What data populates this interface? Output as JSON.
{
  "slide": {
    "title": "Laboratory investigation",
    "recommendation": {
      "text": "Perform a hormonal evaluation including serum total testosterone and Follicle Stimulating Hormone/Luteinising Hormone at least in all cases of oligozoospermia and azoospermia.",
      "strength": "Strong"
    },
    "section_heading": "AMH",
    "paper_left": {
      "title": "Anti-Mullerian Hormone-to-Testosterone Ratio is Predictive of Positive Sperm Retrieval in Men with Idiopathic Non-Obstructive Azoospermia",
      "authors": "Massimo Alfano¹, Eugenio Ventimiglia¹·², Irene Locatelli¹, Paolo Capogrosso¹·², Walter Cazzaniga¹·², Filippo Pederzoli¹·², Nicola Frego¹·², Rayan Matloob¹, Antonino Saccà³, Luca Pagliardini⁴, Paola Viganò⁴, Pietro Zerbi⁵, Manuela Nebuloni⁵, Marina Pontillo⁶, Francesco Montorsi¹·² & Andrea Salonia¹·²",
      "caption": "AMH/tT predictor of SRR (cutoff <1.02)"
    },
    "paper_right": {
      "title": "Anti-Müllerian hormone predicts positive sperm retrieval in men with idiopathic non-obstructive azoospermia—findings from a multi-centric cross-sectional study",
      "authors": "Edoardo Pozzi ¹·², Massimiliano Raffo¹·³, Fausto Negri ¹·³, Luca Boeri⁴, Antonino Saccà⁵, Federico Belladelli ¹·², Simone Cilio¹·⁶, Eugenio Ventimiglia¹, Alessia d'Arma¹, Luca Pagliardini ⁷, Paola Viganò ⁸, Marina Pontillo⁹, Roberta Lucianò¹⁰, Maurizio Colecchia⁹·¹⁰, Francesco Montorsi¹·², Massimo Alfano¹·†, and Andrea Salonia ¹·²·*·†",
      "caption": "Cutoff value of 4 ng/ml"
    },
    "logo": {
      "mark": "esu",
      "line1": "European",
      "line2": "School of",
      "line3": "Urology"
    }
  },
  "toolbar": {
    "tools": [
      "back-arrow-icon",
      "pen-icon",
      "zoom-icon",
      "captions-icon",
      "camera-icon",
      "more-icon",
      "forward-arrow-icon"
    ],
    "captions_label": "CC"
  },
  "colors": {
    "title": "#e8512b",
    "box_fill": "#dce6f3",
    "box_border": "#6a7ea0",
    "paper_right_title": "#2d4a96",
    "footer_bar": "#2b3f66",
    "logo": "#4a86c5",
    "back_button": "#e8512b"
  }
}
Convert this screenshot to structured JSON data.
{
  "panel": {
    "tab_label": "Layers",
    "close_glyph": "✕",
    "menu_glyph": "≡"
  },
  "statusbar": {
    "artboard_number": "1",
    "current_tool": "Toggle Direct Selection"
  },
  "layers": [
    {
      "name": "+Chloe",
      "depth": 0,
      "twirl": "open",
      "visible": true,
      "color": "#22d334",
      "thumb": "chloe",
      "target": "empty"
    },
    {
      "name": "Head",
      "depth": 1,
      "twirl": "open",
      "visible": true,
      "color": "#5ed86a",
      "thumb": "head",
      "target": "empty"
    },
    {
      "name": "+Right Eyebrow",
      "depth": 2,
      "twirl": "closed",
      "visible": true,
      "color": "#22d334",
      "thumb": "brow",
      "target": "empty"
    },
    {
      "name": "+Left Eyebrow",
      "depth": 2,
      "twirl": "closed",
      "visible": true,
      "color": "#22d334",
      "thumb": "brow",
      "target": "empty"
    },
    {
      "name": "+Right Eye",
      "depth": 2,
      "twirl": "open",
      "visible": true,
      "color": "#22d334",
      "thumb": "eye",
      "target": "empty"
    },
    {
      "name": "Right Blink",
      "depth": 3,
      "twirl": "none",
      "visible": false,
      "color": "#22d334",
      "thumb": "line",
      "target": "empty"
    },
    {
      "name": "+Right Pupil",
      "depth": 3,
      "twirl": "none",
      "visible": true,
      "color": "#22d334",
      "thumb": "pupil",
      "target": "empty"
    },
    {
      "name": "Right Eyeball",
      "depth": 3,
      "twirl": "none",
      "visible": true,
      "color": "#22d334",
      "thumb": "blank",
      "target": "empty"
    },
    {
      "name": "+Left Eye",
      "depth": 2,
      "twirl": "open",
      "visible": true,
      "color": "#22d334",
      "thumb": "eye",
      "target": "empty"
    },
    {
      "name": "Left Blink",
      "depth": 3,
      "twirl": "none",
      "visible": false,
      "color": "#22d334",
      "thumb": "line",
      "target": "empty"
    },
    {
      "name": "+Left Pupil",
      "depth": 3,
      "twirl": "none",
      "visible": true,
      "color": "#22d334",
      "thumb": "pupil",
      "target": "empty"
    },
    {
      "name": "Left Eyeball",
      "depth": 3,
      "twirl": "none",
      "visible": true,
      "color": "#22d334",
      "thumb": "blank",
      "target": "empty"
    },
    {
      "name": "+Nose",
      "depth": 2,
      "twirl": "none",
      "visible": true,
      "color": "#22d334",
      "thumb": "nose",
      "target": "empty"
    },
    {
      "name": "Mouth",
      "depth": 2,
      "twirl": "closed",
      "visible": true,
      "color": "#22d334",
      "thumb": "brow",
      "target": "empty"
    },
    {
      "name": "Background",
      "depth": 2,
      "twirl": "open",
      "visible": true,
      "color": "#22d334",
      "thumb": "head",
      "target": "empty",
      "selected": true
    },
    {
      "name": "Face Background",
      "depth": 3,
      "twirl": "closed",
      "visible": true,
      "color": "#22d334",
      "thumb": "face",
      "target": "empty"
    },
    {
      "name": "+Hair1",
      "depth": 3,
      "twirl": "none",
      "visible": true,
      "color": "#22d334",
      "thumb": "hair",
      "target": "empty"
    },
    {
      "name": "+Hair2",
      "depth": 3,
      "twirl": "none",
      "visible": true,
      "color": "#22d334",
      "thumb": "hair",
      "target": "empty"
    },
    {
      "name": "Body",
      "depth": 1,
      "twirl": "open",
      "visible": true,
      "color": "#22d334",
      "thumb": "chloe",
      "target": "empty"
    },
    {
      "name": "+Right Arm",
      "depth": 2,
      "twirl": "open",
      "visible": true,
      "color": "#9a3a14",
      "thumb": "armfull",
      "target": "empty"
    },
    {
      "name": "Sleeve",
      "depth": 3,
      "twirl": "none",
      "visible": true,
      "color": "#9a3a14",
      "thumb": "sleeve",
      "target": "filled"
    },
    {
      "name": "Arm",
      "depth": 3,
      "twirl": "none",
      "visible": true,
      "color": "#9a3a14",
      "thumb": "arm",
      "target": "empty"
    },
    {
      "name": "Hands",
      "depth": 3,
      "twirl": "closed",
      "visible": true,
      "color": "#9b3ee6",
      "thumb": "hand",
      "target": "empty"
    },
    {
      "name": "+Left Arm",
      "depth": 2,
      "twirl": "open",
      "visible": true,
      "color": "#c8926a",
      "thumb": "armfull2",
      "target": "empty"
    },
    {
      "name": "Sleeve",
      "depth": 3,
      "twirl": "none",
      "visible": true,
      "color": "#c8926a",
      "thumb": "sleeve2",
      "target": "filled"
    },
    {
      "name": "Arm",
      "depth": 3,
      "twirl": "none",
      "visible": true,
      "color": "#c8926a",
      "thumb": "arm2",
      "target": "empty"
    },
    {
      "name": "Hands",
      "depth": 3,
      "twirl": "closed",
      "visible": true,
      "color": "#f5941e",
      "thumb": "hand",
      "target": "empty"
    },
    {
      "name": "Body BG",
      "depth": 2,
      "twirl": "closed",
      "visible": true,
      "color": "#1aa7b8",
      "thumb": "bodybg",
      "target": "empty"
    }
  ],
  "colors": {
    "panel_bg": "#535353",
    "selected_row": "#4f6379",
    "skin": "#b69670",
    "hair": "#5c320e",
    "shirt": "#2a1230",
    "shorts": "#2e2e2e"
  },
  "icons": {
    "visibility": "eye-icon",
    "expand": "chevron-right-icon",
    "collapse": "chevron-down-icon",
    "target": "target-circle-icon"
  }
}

___

- Aim: Write out every line of the entries that holds the word "with".

- Complete answer:
      "title": "Anti-Mullerian Hormone-to-Testosterone Ratio is Predictive of Positive Sperm Retrieval in Men with Idiopathic Non-Obstructive Azoospermia",
      "title": "Anti-Müllerian hormone predicts positive sperm retrieval in men with idiopathic non-obstructive azoospermia—findings from a multi-centric cross-sectional study",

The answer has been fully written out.